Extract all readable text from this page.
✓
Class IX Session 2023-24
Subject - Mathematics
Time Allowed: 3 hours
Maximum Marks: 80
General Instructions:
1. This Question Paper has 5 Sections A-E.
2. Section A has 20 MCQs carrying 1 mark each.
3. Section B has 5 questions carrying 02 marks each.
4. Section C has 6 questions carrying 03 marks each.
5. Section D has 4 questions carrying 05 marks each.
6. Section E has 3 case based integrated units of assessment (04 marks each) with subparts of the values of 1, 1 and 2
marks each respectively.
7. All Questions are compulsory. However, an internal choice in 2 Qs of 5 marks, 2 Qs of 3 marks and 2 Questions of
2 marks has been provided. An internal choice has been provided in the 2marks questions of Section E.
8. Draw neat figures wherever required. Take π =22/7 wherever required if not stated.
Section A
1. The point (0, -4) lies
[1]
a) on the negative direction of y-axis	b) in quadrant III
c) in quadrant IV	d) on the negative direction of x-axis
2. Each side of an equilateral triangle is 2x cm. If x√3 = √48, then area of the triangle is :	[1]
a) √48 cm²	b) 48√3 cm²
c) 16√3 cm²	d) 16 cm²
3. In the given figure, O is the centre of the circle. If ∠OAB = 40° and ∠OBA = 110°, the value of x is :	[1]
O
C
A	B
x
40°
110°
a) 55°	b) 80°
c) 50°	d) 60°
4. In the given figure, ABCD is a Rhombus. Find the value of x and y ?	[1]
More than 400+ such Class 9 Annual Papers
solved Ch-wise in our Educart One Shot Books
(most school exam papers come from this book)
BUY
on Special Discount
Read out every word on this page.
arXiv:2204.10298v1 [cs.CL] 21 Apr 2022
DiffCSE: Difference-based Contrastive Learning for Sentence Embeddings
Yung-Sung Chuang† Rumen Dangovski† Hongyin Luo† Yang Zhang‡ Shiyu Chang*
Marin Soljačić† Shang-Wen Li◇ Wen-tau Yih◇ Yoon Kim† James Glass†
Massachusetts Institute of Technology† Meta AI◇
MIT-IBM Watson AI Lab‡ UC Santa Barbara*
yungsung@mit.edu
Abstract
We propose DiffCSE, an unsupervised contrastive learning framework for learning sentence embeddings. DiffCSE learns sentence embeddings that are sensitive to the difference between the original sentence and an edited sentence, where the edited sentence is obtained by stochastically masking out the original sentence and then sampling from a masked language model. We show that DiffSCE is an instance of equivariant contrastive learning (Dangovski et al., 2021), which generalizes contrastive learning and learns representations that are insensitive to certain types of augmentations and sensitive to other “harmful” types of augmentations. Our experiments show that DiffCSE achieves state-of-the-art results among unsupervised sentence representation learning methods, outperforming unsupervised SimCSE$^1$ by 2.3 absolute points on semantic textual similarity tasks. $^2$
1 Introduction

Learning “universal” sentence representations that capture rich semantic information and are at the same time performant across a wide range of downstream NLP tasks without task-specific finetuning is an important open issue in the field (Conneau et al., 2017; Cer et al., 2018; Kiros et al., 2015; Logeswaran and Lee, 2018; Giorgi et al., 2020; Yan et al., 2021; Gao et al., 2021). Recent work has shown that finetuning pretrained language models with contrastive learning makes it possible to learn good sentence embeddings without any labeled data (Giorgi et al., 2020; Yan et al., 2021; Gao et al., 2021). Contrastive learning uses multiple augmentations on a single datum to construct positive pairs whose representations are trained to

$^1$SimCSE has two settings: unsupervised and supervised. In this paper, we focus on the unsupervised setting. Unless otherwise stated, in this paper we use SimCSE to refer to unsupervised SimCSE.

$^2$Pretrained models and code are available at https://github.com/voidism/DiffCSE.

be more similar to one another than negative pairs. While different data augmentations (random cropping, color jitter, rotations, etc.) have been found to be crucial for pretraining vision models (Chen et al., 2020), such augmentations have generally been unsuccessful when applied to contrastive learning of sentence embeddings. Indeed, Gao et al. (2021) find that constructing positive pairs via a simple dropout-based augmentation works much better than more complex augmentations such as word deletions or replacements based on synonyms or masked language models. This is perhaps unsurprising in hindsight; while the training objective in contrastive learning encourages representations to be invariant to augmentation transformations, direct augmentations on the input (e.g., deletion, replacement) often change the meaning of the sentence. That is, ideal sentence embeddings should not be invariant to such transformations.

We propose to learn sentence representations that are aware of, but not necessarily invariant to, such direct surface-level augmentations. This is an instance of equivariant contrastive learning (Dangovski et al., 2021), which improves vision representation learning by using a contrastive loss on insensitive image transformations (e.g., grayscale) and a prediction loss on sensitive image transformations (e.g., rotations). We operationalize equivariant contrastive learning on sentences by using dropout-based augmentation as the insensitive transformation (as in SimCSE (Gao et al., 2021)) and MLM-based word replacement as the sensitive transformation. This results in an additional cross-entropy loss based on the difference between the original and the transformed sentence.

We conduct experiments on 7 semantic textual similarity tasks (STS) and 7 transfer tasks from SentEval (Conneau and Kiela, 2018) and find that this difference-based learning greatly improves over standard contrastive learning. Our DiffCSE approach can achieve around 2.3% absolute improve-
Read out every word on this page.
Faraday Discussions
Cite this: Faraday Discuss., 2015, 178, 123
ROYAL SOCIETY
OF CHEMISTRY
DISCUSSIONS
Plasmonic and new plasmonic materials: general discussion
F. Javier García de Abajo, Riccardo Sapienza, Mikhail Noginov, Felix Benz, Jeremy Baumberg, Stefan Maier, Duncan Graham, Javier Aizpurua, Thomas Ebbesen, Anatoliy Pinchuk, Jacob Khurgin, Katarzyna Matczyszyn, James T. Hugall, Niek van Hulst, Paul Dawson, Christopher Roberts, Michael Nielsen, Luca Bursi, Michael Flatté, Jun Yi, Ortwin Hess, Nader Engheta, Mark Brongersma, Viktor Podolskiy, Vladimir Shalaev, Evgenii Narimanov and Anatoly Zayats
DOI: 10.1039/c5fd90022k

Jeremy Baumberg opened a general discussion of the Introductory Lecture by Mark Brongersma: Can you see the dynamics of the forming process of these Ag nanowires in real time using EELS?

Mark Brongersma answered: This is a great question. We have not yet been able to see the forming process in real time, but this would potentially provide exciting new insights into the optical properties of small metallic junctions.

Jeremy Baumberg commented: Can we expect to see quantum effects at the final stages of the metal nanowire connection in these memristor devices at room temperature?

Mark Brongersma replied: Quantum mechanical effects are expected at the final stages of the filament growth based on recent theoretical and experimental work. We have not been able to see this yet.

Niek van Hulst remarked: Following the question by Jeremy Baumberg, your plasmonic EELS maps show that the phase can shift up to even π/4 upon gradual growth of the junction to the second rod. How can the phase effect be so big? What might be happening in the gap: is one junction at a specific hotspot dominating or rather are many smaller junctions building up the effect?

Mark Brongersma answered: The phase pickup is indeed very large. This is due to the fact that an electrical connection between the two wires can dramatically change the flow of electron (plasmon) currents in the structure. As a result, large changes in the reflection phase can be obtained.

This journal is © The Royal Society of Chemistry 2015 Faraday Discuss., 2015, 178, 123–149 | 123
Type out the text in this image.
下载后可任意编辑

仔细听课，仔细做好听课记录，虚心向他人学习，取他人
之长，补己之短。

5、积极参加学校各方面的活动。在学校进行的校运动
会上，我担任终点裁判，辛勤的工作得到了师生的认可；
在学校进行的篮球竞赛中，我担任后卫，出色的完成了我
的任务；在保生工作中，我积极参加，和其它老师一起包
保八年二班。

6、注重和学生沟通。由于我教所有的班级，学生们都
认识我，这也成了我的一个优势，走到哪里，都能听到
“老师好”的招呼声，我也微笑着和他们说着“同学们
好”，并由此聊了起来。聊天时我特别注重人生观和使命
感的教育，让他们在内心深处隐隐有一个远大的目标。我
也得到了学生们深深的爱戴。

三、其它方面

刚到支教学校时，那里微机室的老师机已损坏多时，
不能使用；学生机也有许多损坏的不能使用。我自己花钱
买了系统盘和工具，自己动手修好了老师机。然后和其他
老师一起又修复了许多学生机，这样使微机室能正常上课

Exercise task | In the entries above, find the line containing "Type out the text in this image.". Set down that line and every line after it through the last one, exactly and alone.

Exercise output |
Type out the text in this image.
下载后可任意编辑

仔细听课，仔细做好听课记录，虚心向他人学习，取他人
之长，补己之短。

5、积极参加学校各方面的活动。在学校进行的校运动
会上，我担任终点裁判，辛勤的工作得到了师生的认可；
在学校进行的篮球竞赛中，我担任后卫，出色的完成了我
的任务；在保生工作中，我积极参加，和其它老师一起包
保八年二班。

6、注重和学生沟通。由于我教所有的班级，学生们都
认识我，这也成了我的一个优势，走到哪里，都能听到
“老师好”的招呼声，我也微笑着和他们说着“同学们
好”，并由此聊了起来。聊天时我特别注重人生观和使命
感的教育，让他们在内心深处隐隐有一个远大的目标。我
也得到了学生们深深的爱戴。

三、其它方面

刚到支教学校时，那里微机室的老师机已损坏多时，
不能使用；学生机也有许多损坏的不能使用。我自己花钱
买了系统盘和工具，自己动手修好了老师机。然后和其他
老师一起又修复了许多学生机，这样使微机室能正常上课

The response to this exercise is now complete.